▸ **TEXT**
%%
# CT area MS660M?



## NHCowboy (Mar 2, 2010)

I can't believe it... I go on deployment and spend 7 months thinking about milling the poplar and oak logs that I have sitting out back only to find that somebody pulled a grab and go. Yeah, only thing missing in this instance is my MS660 Powerhead. Granberg mill and everything else still sitting where I left it. My wife has no idea about when it left, she wasn't looking for it on the rare occasion that she even went out to the garage. 

So if anybody remembers somebody showing up with a good lookin' Stihl possibly stickered by "Bozrah Home & Hardware"... well, do what you can. I used it for ONE log...

Anybody got a deal on a mill-mule for me? I got the bug, if you know what I mean.
Thanks,
-Jim
USS Philadelphia


----------



## B-Edwards (Mar 4, 2010)

Dude that sucks huge! You go and serve us so some lazy POS can steal your saw. I hope the low life sob gets what he/she deserves. Good luck ,hope you find it .


----------



## NHCowboy (Mar 4, 2010)

Yeah, we'll see. I ended up filing the report yesterday. Called Bozrah Home and Hardware for the SN... of course I never took a picture of it or wrote it down. They remembered this specific saw because it was an abandoned saw and the guy came back for it a few days later... I'm guessing he was mad. Coincidence?


----------



## CTSawTech (Mar 5, 2010)
%%
▸ **RECORDED DATA**
%%
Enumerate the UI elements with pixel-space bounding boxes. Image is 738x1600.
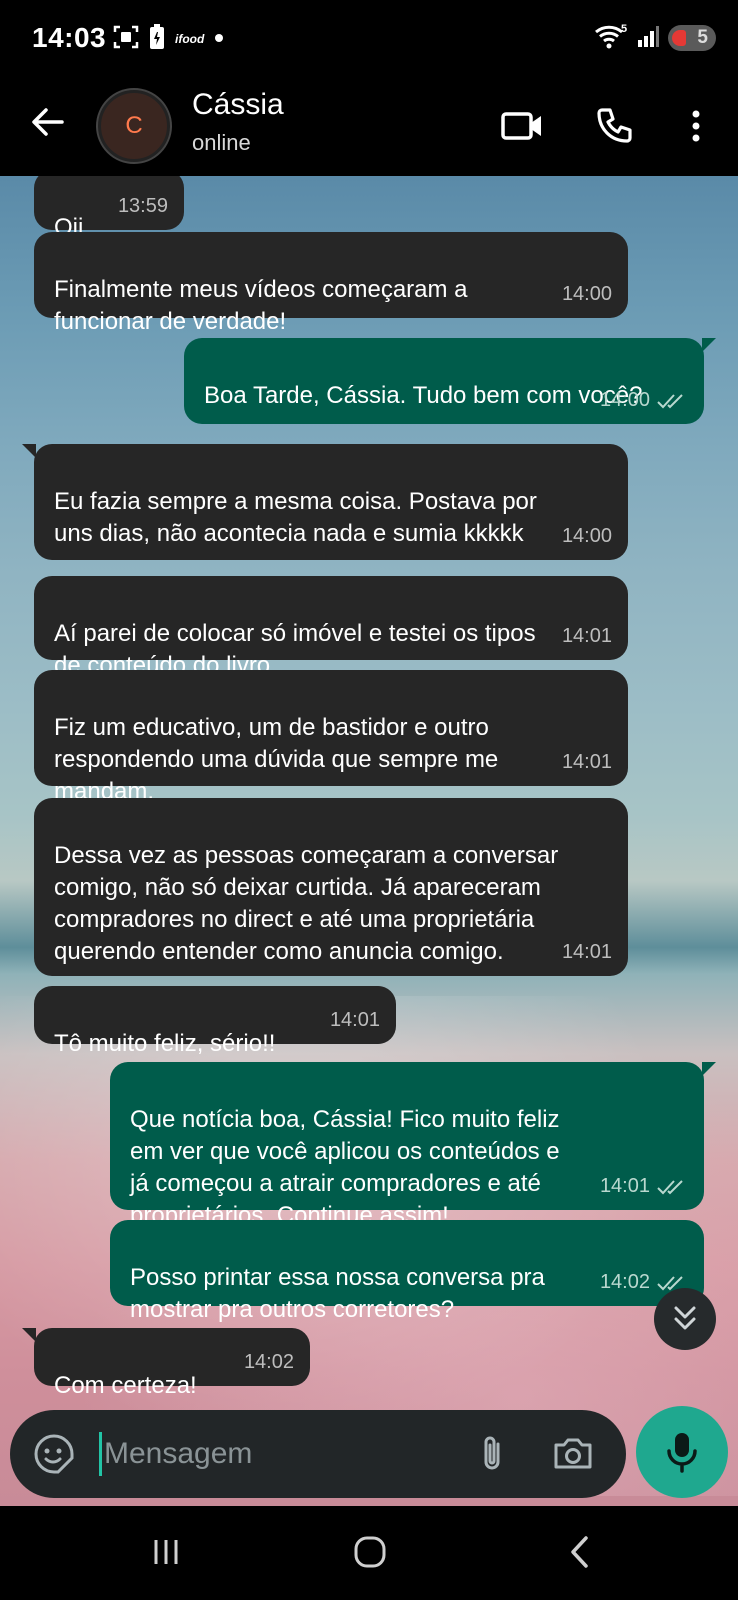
%%
▸ **JOB**
Render this sentence from the forum thread in Spanish: "I ended up filing the report yesterday." Rely only on the forum thread, not the listing.

▸ **RESULT OF THE EXERCISE**
Al final presenté la denuncia ayer.